=== EXTRACTED DATA ===
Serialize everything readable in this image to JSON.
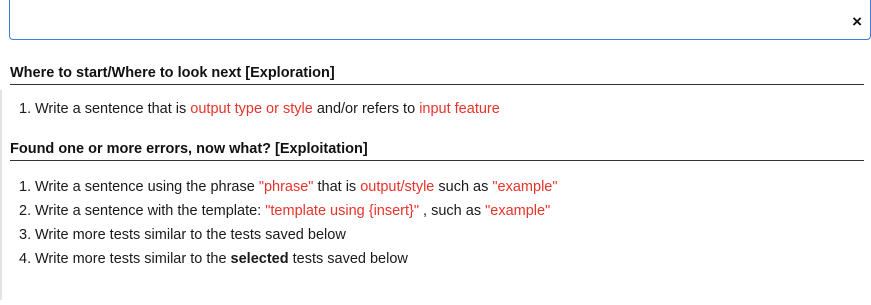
{
  "close_icon": "×",
  "exploration": {
    "heading": "Where to start/Where to look next [Exploration]",
    "items": [
      {
        "num": "1.",
        "t1": "Write a sentence that is ",
        "h1": "output type or style",
        "t2": " and/or refers to ",
        "h2": "input feature"
      }
    ]
  },
  "exploitation": {
    "heading": "Found one or more errors, now what? [Exploitation]",
    "items": [
      {
        "num": "1.",
        "t1": "Write a sentence using the phrase ",
        "h1": "\"phrase\"",
        "t2": " that is ",
        "h2": "output/style",
        "t3": " such as ",
        "h3": "\"example\""
      },
      {
        "num": "2.",
        "t1": "Write a sentence with the template: ",
        "h1": "\"template using {insert}\"",
        "t2": " , such as ",
        "h2": "\"example\""
      },
      {
        "num": "3.",
        "t1": "Write more tests similar to the tests saved below"
      },
      {
        "num": "4.",
        "t1": "Write more tests similar to the ",
        "b1": "selected",
        "t2": " tests saved below"
      }
    ]
  },
  "colors": {
    "highlight": "#e8332a",
    "input_border": "#3b7dd8"
  }
}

=== WORK TO DO ===
Say how many lines have the string "phrase" in them, offering no words beyond the number.

=== EXPECTED ANSWER ===
2